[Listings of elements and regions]
---+---
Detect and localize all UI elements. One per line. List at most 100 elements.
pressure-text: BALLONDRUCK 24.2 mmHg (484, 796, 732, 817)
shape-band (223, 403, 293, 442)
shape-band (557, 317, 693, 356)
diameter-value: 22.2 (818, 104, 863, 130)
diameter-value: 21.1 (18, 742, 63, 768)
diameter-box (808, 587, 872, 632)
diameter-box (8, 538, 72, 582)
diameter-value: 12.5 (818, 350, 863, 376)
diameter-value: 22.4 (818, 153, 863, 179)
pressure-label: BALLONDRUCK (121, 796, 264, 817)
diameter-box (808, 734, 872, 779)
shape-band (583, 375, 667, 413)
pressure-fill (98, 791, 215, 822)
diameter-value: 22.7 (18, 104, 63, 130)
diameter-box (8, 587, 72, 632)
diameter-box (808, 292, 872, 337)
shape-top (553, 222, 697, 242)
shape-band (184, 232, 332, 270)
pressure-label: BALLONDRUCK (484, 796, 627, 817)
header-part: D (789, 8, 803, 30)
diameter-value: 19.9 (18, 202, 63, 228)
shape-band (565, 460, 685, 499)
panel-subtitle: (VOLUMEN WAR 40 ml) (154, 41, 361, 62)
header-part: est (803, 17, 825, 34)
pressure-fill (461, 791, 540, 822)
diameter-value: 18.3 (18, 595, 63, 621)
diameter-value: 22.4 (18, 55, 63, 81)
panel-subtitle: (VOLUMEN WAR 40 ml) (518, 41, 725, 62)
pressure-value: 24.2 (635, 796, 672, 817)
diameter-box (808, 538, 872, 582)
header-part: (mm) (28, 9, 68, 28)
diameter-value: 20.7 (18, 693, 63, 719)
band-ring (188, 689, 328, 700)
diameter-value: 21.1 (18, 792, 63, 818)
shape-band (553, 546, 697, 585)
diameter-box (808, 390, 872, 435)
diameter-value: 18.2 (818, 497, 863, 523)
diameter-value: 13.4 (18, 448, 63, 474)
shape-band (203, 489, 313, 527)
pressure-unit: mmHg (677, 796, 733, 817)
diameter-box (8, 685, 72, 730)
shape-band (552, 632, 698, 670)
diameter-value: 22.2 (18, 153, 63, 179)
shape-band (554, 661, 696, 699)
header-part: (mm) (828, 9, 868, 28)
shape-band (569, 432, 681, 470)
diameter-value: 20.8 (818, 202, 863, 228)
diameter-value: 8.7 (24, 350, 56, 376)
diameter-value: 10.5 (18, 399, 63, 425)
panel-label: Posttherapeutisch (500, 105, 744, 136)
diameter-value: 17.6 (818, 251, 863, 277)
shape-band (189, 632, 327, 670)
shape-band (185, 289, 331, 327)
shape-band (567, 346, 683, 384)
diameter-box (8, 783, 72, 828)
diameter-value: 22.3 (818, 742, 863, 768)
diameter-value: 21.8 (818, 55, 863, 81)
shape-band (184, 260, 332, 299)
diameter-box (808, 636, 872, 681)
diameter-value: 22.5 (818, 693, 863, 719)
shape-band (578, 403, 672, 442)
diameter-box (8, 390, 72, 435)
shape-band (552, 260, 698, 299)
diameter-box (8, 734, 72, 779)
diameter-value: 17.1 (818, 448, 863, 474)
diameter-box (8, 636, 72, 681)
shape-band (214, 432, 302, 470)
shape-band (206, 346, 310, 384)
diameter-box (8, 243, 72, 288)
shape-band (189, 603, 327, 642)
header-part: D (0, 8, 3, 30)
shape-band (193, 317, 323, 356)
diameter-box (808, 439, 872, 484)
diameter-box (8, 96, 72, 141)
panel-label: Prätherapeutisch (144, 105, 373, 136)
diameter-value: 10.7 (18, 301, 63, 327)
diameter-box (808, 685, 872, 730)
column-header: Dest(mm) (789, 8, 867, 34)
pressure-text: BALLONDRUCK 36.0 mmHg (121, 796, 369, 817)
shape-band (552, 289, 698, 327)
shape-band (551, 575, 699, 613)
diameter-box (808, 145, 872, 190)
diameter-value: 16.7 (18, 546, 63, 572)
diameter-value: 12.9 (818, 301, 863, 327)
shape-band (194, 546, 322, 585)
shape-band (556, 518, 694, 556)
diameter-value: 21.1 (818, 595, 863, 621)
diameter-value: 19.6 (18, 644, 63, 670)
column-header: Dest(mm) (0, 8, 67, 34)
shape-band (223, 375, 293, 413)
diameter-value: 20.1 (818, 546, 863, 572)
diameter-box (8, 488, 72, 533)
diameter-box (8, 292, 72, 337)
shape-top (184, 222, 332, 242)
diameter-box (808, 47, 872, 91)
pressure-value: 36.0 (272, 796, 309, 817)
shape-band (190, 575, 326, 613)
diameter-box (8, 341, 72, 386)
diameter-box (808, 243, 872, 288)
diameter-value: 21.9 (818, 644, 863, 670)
---+---
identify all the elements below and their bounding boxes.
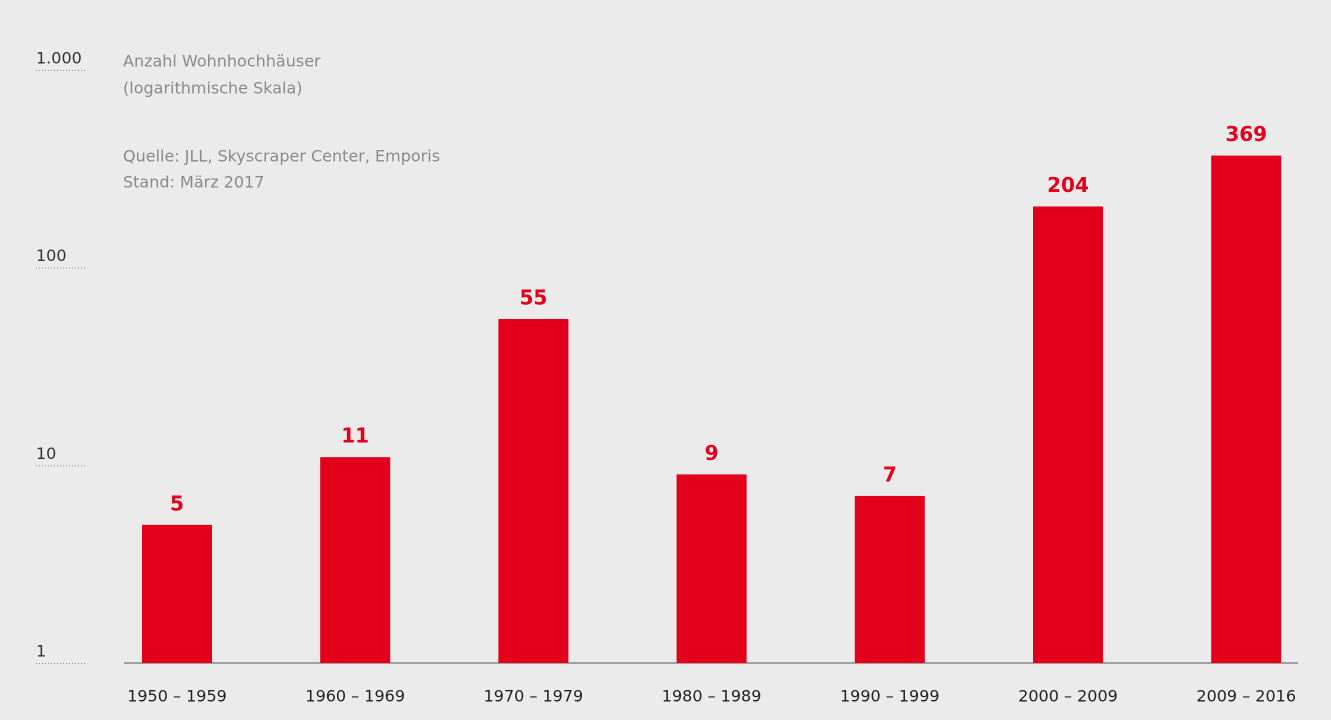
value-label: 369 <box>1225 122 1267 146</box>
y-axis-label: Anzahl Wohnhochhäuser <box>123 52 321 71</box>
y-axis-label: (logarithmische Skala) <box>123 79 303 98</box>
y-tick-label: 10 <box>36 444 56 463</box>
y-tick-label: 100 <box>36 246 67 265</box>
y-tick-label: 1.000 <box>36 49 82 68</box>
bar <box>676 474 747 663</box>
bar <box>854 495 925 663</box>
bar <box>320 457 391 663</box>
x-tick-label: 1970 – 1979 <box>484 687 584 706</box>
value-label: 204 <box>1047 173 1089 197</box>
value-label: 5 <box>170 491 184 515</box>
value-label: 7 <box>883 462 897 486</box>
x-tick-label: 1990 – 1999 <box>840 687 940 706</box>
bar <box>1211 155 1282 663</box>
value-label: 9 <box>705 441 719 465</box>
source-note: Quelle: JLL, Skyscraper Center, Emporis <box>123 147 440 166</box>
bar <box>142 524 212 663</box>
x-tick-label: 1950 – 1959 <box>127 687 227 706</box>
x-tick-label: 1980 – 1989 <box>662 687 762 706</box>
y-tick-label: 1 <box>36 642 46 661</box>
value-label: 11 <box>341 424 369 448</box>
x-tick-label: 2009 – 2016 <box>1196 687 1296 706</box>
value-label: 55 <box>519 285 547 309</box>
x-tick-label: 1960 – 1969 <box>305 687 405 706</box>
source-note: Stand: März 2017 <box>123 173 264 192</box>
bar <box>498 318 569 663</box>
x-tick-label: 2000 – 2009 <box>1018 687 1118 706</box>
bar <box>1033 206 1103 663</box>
---+---
- **Problem description**: Reproduce the material word for word, starting with the line that contains "value-label: 369 <box>1225 122 1267 146</box>" and going on through the line that contains "value-label: 55 <box>519 285 547 309</box>", with both of those lines included.

- **Written answer**:
value-label: 369 <box>1225 122 1267 146</box>
y-axis-label: Anzahl Wohnhochhäuser <box>123 52 321 71</box>
y-axis-label: (logarithmische Skala) <box>123 79 303 98</box>
y-tick-label: 10 <box>36 444 56 463</box>
y-tick-label: 100 <box>36 246 67 265</box>
y-tick-label: 1.000 <box>36 49 82 68</box>
bar <box>676 474 747 663</box>
bar <box>854 495 925 663</box>
bar <box>320 457 391 663</box>
x-tick-label: 1970 – 1979 <box>484 687 584 706</box>
value-label: 204 <box>1047 173 1089 197</box>
value-label: 5 <box>170 491 184 515</box>
value-label: 7 <box>883 462 897 486</box>
x-tick-label: 1990 – 1999 <box>840 687 940 706</box>
bar <box>1211 155 1282 663</box>
value-label: 9 <box>705 441 719 465</box>
source-note: Quelle: JLL, Skyscraper Center, Emporis <box>123 147 440 166</box>
bar <box>142 524 212 663</box>
x-tick-label: 1950 – 1959 <box>127 687 227 706</box>
x-tick-label: 1980 – 1989 <box>662 687 762 706</box>
y-tick-label: 1 <box>36 642 46 661</box>
value-label: 11 <box>341 424 369 448</box>
x-tick-label: 2009 – 2016 <box>1196 687 1296 706</box>
value-label: 55 <box>519 285 547 309</box>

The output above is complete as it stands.